_What needs to be done_
Print every line of the listing below verbatim, omitting the pictures.

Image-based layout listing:
↓

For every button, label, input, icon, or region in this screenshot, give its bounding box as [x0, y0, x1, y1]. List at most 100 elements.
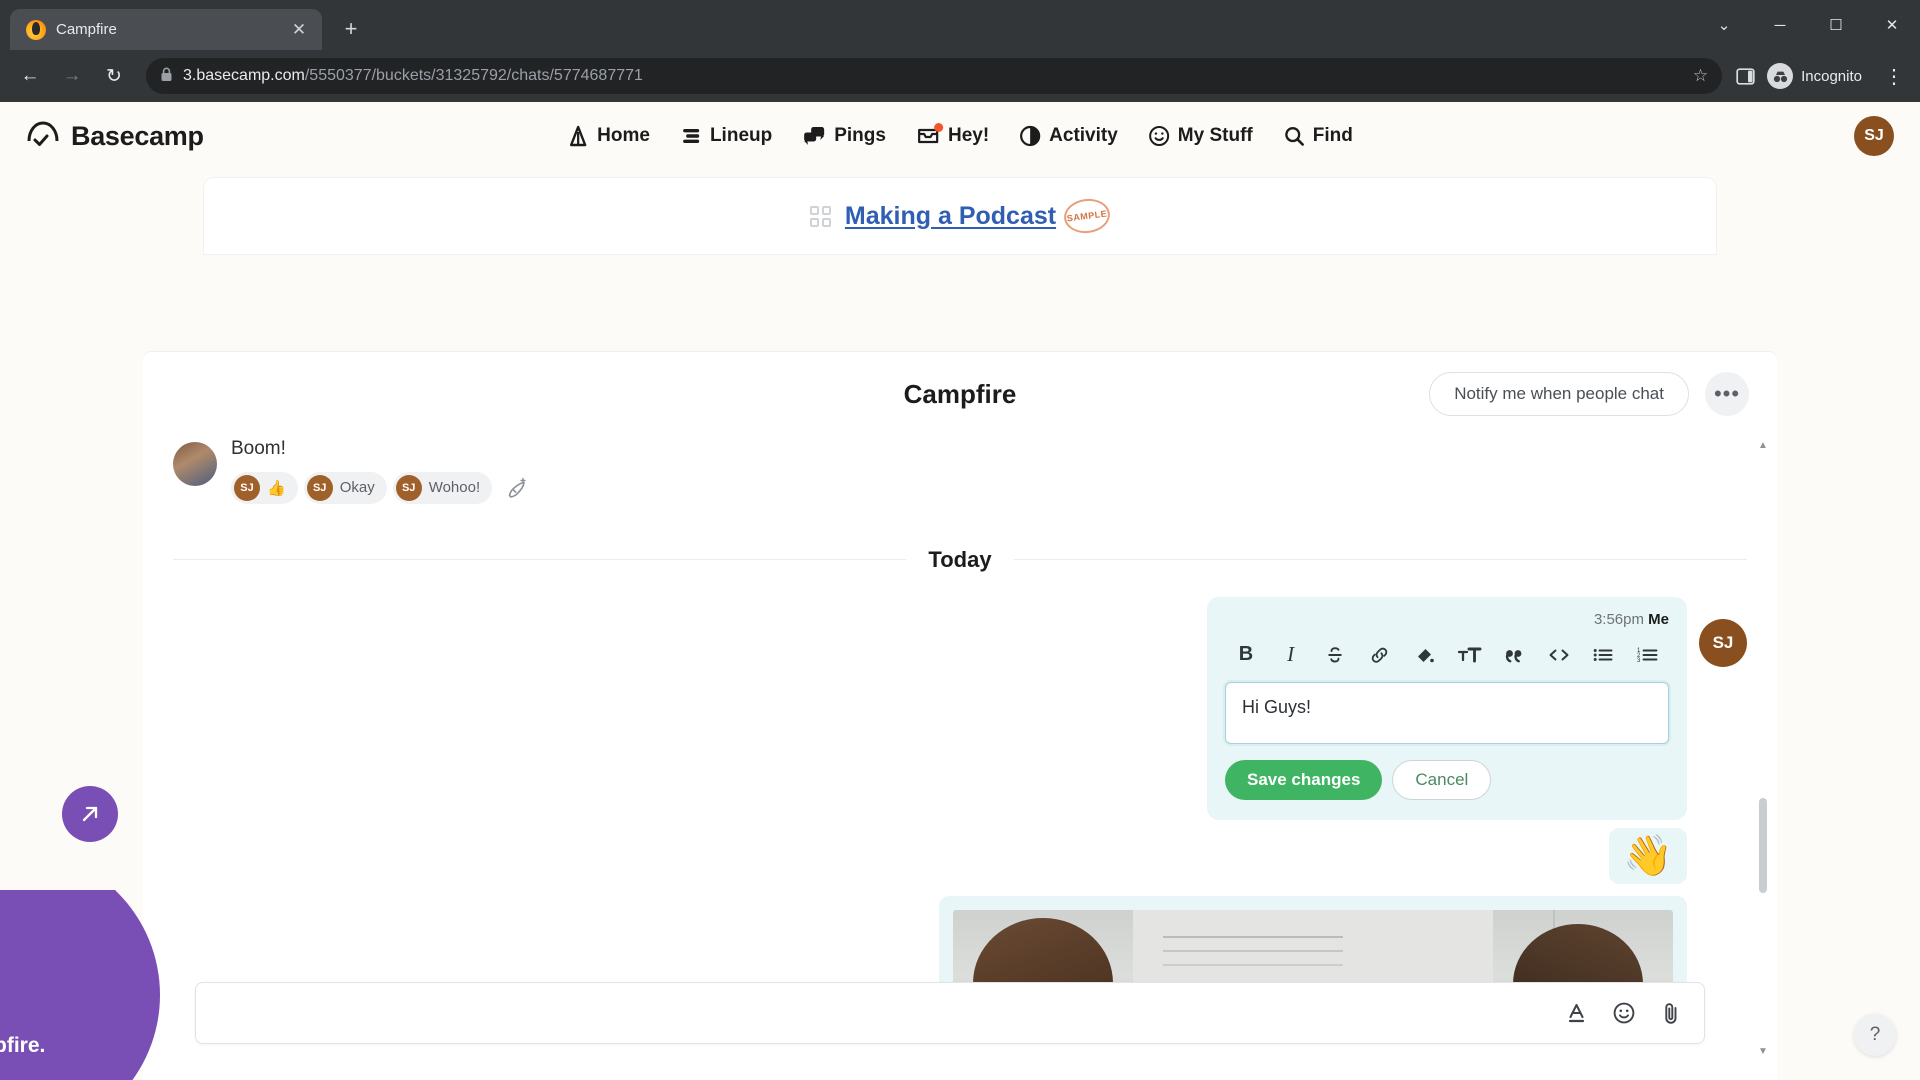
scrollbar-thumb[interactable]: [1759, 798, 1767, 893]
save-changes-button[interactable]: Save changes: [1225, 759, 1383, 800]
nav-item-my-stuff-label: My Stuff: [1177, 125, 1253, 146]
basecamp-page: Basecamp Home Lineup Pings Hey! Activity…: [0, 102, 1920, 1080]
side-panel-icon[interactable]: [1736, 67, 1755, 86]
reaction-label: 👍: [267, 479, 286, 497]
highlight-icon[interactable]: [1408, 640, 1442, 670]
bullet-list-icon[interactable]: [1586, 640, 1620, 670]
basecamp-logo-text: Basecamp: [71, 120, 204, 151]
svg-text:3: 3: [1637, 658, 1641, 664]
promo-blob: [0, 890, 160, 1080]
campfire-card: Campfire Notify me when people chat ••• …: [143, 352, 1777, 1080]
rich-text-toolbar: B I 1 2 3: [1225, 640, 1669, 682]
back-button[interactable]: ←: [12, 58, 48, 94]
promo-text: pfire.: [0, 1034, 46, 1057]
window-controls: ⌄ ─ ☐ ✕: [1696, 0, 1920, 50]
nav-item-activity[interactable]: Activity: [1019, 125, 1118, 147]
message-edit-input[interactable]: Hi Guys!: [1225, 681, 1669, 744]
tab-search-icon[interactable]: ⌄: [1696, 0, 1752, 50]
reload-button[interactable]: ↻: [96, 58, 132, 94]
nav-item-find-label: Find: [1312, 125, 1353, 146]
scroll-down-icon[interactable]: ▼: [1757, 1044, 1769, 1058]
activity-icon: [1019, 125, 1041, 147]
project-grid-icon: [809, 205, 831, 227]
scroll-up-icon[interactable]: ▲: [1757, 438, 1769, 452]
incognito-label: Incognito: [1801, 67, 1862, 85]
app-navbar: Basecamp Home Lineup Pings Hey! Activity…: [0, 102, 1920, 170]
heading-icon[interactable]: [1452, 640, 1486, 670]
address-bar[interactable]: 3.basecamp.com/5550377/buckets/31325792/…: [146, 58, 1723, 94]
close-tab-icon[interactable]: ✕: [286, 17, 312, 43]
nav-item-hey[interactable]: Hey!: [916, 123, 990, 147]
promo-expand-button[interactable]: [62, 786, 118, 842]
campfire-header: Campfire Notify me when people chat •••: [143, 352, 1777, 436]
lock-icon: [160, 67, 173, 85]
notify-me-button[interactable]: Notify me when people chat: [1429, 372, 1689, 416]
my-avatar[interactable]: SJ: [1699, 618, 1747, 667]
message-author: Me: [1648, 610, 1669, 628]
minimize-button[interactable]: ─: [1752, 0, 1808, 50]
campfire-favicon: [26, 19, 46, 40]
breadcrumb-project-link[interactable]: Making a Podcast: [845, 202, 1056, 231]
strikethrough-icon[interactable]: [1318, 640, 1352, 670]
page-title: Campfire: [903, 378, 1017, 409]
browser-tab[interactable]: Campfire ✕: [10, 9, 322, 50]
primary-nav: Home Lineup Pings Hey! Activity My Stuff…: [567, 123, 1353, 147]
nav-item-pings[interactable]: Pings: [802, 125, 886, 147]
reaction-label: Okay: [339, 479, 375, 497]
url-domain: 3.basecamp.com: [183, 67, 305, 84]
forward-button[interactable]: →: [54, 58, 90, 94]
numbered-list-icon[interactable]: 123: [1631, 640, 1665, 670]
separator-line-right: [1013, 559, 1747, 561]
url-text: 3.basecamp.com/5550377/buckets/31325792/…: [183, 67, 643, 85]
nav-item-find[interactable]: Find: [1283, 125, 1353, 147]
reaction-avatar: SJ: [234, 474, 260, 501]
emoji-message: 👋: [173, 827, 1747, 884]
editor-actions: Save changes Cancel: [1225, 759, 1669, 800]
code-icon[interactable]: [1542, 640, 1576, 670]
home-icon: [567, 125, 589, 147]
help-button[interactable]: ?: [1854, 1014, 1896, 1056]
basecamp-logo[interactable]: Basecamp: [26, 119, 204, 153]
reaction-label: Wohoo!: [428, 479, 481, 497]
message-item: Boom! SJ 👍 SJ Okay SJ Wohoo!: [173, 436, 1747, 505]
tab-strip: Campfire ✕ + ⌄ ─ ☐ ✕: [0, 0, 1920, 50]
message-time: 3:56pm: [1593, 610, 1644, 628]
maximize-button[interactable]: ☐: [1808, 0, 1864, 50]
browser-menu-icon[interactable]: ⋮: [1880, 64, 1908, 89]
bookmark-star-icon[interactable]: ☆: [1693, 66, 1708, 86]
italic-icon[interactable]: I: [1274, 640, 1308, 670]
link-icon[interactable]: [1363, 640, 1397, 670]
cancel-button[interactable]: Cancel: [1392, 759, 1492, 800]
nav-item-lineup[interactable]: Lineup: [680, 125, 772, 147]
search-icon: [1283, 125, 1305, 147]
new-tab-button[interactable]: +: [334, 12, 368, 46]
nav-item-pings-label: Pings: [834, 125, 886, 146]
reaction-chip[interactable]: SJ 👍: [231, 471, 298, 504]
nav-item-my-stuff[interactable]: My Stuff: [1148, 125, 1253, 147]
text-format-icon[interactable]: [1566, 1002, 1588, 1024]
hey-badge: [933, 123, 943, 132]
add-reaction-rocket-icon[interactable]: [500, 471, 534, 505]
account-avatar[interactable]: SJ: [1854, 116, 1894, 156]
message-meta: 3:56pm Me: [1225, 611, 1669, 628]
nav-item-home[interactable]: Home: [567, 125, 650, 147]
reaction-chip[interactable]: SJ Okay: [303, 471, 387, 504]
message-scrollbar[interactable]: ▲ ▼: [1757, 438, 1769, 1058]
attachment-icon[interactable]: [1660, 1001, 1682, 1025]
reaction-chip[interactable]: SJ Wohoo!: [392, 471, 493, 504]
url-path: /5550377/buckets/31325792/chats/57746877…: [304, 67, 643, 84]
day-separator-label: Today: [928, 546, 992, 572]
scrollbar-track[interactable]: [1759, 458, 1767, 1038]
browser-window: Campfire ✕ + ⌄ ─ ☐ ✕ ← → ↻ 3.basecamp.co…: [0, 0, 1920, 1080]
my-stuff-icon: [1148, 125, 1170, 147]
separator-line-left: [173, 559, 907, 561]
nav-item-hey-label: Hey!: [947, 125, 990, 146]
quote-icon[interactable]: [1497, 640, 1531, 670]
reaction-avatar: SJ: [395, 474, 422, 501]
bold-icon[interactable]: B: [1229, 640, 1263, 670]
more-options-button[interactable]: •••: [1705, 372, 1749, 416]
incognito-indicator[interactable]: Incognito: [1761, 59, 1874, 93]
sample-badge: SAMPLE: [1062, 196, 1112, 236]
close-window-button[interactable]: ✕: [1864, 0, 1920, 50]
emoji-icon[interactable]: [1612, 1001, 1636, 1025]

↑

_Right answer_
For every button, label, input, icon, or region in this screenshot, give its bounding box as [x0, y0, x1, y1]. List at most 100 elements.
scrollbar-thumb[interactable]: [1759, 798, 1767, 893]
save-changes-button[interactable]: Save changes: [1225, 759, 1383, 800]
nav-item-my-stuff-label: My Stuff: [1177, 125, 1253, 146]
basecamp-page: Basecamp Home Lineup Pings Hey! Activity…: [0, 102, 1920, 1080]
side-panel-icon[interactable]: [1736, 67, 1755, 86]
reaction-label: 👍: [267, 479, 286, 497]
highlight-icon[interactable]: [1408, 640, 1442, 670]
bullet-list-icon[interactable]: [1586, 640, 1620, 670]
basecamp-logo-text: Basecamp: [71, 120, 204, 151]
svg-text:3: 3: [1637, 658, 1641, 664]
promo-blob: [0, 890, 160, 1080]
campfire-card: Campfire Notify me when people chat ••• …: [143, 352, 1777, 1080]
rich-text-toolbar: B I 1 2 3: [1225, 640, 1669, 682]
back-button[interactable]: ←: [12, 58, 48, 94]
promo-text: pfire.: [0, 1034, 46, 1057]
window-controls: ⌄ ─ ☐ ✕: [1696, 0, 1920, 50]
nav-item-activity[interactable]: Activity: [1019, 125, 1118, 147]
message-edit-input[interactable]: Hi Guys!: [1225, 681, 1669, 744]
tab-search-icon[interactable]: ⌄: [1696, 0, 1752, 50]
reload-button[interactable]: ↻: [96, 58, 132, 94]
nav-item-find-label: Find: [1312, 125, 1353, 146]
scroll-down-icon[interactable]: ▼: [1757, 1044, 1769, 1058]
activity-icon: [1019, 125, 1041, 147]
project-grid-icon: [809, 205, 831, 227]
scroll-up-icon[interactable]: ▲: [1757, 438, 1769, 452]
incognito-label: Incognito: [1801, 67, 1862, 85]
app-navbar: Basecamp Home Lineup Pings Hey! Activity…: [0, 102, 1920, 170]
heading-icon[interactable]: [1452, 640, 1486, 670]
address-bar[interactable]: 3.basecamp.com/5550377/buckets/31325792/…: [146, 58, 1723, 94]
close-tab-icon[interactable]: ✕: [286, 17, 312, 43]
nav-item-hey[interactable]: Hey!: [916, 123, 990, 147]
promo-expand-button[interactable]: [62, 786, 118, 842]
campfire-header: Campfire Notify me when people chat •••: [143, 352, 1777, 436]
lock-icon: [160, 67, 173, 85]
notify-me-button[interactable]: Notify me when people chat: [1429, 372, 1689, 416]
my-avatar[interactable]: SJ: [1699, 618, 1747, 667]
message-author: Me: [1648, 610, 1669, 628]
minimize-button[interactable]: ─: [1752, 0, 1808, 50]
campfire-favicon: [26, 19, 46, 40]
breadcrumb-project-link[interactable]: Making a Podcast: [845, 202, 1056, 231]
strikethrough-icon[interactable]: [1318, 640, 1352, 670]
page-title: Campfire: [903, 378, 1017, 409]
browser-tab[interactable]: Campfire ✕: [10, 9, 322, 50]
primary-nav: Home Lineup Pings Hey! Activity My Stuff…: [567, 123, 1353, 147]
nav-item-pings[interactable]: Pings: [802, 125, 886, 147]
reaction-label: Okay: [339, 479, 375, 497]
url-domain: 3.basecamp.com: [183, 67, 305, 84]
forward-button[interactable]: →: [54, 58, 90, 94]
numbered-list-icon[interactable]: 123: [1631, 640, 1665, 670]
separator-line-right: [1013, 559, 1747, 561]
url-text: 3.basecamp.com/5550377/buckets/31325792/…: [183, 67, 643, 85]
nav-item-find[interactable]: Find: [1283, 125, 1353, 147]
reaction-avatar: SJ: [234, 474, 260, 501]
emoji-message: 👋: [173, 827, 1747, 884]
editor-actions: Save changes Cancel: [1225, 759, 1669, 800]
code-icon[interactable]: [1542, 640, 1576, 670]
home-icon: [567, 125, 589, 147]
help-button[interactable]: ?: [1854, 1014, 1896, 1056]
basecamp-logo[interactable]: Basecamp: [26, 119, 204, 153]
reaction-label: Wohoo!: [428, 479, 481, 497]
message-item: Boom! SJ 👍 SJ Okay SJ Wohoo!: [173, 436, 1747, 505]
tab-strip: Campfire ✕ + ⌄ ─ ☐ ✕: [0, 0, 1920, 50]
message-time: 3:56pm: [1593, 610, 1644, 628]
maximize-button[interactable]: ☐: [1808, 0, 1864, 50]
browser-menu-icon[interactable]: ⋮: [1880, 64, 1908, 89]
bookmark-star-icon[interactable]: ☆: [1693, 66, 1708, 86]
italic-icon[interactable]: I: [1274, 640, 1308, 670]
link-icon[interactable]: [1363, 640, 1397, 670]
cancel-button[interactable]: Cancel: [1392, 759, 1492, 800]
nav-item-lineup[interactable]: Lineup: [680, 125, 772, 147]
search-icon: [1283, 125, 1305, 147]
new-tab-button[interactable]: +: [334, 12, 368, 46]
nav-item-pings-label: Pings: [834, 125, 886, 146]
reaction-chip[interactable]: SJ 👍: [231, 471, 298, 504]
nav-item-my-stuff[interactable]: My Stuff: [1148, 125, 1253, 147]
text-format-icon[interactable]: [1566, 1002, 1588, 1024]
hey-badge: [933, 123, 943, 132]
add-reaction-rocket-icon[interactable]: [500, 471, 534, 505]
account-avatar[interactable]: SJ: [1854, 116, 1894, 156]
message-meta: 3:56pm Me: [1225, 611, 1669, 628]
nav-item-home[interactable]: Home: [567, 125, 650, 147]
reaction-chip[interactable]: SJ Okay: [303, 471, 387, 504]
message-scrollbar[interactable]: ▲ ▼: [1757, 438, 1769, 1058]
attachment-icon[interactable]: [1660, 1001, 1682, 1025]
reaction-chip[interactable]: SJ Wohoo!: [392, 471, 493, 504]
url-path: /5550377/buckets/31325792/chats/57746877…: [304, 67, 643, 84]
day-separator-label: Today: [928, 546, 992, 572]
scrollbar-track[interactable]: [1759, 458, 1767, 1038]
browser-window: Campfire ✕ + ⌄ ─ ☐ ✕ ← → ↻ 3.basecamp.co…: [0, 0, 1920, 1080]
my-stuff-icon: [1148, 125, 1170, 147]
separator-line-left: [173, 559, 907, 561]
nav-item-hey-label: Hey!: [947, 125, 990, 146]
quote-icon[interactable]: [1497, 640, 1531, 670]
reaction-avatar: SJ: [395, 474, 422, 501]
bold-icon[interactable]: B: [1229, 640, 1263, 670]
more-options-button[interactable]: •••: [1705, 372, 1749, 416]
incognito-indicator[interactable]: Incognito: [1761, 59, 1874, 93]
sample-badge: SAMPLE: [1062, 196, 1112, 236]
close-window-button[interactable]: ✕: [1864, 0, 1920, 50]
emoji-icon[interactable]: [1612, 1001, 1636, 1025]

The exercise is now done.